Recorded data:
* * * * * * *

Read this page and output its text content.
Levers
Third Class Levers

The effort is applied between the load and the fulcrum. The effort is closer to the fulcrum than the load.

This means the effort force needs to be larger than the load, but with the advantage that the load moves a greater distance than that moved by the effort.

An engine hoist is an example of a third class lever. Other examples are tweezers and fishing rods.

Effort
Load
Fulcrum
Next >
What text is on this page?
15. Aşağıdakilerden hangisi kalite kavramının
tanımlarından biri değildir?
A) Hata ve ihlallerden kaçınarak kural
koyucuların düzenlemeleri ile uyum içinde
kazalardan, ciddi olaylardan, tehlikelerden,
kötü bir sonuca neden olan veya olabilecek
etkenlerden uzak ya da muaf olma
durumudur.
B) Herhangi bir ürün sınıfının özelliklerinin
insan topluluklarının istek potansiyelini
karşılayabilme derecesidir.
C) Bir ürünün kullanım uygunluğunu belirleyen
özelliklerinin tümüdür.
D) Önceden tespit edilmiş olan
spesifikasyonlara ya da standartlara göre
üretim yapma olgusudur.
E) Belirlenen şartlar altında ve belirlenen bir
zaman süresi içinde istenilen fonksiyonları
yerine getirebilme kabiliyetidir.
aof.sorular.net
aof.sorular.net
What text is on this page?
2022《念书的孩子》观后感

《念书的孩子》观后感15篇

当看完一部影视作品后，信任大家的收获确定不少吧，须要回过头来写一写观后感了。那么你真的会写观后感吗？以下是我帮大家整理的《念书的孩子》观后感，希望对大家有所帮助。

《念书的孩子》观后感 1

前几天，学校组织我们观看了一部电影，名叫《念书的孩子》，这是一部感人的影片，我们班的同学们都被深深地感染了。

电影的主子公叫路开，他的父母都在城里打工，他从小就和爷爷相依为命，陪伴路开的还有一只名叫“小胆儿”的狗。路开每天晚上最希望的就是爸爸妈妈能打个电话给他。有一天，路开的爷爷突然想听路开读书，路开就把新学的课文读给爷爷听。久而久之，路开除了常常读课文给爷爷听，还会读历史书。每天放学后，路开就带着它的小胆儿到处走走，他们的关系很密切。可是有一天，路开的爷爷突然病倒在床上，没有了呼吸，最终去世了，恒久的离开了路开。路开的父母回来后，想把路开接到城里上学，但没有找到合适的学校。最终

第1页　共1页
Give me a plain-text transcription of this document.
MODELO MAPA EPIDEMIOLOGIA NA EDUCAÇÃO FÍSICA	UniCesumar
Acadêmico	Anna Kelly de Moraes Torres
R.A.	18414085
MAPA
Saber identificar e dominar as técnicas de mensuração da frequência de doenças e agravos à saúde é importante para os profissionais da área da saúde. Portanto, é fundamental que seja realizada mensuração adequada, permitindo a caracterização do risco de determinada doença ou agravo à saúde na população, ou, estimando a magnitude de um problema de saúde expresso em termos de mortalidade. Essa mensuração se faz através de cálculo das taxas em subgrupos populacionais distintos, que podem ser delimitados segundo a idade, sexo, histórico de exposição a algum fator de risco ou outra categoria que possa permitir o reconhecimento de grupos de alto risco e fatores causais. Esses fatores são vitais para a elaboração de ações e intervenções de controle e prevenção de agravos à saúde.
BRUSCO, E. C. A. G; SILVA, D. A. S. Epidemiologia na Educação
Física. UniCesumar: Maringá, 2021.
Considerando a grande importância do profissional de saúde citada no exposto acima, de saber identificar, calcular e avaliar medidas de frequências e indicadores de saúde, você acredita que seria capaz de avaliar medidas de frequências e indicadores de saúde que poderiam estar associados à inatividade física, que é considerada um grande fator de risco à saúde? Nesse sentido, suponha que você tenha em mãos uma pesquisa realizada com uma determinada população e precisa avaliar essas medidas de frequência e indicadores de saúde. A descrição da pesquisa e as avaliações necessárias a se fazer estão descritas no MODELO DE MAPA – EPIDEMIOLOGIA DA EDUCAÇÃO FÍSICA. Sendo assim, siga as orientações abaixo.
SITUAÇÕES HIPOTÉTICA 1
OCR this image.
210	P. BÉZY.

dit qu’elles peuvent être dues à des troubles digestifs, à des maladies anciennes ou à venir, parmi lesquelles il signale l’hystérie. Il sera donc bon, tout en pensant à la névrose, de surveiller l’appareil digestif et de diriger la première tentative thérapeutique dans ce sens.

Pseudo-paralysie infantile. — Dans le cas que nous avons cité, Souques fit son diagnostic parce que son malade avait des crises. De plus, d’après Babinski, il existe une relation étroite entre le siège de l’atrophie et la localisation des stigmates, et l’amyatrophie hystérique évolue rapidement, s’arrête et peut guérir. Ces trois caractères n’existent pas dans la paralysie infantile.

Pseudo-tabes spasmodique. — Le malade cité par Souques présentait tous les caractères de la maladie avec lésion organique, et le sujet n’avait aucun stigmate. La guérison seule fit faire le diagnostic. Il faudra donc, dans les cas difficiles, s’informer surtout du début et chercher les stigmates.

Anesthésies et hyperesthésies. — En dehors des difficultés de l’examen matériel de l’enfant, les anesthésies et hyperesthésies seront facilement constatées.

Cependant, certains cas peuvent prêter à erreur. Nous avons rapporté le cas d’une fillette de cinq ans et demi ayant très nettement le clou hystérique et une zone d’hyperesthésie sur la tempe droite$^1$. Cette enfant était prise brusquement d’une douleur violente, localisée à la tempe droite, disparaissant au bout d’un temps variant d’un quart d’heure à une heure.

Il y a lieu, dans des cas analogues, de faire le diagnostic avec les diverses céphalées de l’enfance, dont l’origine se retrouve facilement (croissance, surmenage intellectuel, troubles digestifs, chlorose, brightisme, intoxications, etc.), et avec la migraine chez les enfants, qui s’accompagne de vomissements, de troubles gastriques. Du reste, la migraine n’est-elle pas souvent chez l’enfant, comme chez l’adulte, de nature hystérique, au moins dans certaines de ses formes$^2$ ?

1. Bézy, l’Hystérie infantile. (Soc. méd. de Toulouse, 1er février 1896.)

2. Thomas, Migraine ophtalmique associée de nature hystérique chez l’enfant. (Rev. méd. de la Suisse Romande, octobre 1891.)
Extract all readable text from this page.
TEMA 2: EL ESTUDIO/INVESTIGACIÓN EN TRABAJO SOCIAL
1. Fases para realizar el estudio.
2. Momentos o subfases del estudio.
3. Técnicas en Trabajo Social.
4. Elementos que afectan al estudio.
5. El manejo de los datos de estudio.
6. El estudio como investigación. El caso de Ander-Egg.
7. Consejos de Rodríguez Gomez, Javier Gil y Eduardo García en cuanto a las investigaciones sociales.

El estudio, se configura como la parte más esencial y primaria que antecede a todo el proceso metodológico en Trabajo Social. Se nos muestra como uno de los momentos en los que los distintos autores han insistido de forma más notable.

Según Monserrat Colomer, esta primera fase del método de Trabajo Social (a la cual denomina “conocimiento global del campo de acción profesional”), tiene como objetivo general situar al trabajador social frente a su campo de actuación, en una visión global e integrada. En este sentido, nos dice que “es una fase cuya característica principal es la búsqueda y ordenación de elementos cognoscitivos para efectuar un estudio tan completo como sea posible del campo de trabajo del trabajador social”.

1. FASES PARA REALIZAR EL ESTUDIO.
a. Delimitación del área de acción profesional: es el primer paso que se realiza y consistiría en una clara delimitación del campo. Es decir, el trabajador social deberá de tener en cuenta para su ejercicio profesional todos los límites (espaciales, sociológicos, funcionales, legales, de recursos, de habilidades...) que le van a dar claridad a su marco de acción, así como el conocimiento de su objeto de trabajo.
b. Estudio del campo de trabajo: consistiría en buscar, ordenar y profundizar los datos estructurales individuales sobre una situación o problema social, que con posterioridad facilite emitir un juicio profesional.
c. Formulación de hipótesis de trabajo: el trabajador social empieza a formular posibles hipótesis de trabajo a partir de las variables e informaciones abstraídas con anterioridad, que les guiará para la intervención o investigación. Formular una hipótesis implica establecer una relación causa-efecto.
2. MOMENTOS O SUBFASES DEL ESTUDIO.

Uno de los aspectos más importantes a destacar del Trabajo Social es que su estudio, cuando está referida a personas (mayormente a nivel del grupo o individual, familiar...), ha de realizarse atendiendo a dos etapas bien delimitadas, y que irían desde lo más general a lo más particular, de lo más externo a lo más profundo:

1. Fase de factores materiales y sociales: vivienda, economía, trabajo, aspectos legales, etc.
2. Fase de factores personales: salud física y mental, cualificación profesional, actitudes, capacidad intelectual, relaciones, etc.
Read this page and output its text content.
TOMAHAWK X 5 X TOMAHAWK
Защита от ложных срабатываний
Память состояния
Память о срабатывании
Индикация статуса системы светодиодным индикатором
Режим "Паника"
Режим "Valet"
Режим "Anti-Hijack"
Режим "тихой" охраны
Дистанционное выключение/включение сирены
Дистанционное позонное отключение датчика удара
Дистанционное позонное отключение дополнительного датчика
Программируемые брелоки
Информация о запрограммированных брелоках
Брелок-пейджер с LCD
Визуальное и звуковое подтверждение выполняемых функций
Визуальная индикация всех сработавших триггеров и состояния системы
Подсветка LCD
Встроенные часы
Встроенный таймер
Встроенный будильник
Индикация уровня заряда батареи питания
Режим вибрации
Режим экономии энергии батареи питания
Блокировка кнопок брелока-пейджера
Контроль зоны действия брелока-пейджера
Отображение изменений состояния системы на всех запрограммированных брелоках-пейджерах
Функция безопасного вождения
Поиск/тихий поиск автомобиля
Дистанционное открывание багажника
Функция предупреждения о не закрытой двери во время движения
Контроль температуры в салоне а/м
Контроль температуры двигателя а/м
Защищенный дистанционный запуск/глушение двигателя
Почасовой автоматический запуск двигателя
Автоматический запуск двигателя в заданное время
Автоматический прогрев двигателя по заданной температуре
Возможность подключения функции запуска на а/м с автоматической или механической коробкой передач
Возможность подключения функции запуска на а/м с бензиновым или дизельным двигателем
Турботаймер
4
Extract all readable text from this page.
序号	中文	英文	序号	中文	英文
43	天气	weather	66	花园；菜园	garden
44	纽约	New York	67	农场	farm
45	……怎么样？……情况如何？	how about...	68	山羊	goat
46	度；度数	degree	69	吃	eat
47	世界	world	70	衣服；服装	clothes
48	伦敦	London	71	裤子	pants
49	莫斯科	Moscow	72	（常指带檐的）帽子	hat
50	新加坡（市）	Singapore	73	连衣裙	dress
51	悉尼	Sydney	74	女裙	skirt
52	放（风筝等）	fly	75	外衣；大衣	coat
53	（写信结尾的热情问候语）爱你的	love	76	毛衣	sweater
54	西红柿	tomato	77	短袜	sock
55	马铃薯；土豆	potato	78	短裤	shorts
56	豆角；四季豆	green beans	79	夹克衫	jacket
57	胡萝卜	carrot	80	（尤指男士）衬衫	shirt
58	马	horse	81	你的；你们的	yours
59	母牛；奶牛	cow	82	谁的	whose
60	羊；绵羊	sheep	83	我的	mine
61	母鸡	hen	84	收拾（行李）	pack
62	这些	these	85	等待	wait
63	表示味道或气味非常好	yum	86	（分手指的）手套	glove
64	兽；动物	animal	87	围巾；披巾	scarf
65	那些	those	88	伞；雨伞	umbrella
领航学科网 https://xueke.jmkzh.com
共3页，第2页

* * * * * * *

INSTRUCTIONS FOR THE TASK: For this exercise, gather every line of the data that contains the word "Функция".

EXERCISE RESPONSE:
Функция безопасного вождения
Функция предупреждения о не закрытой двери во время движения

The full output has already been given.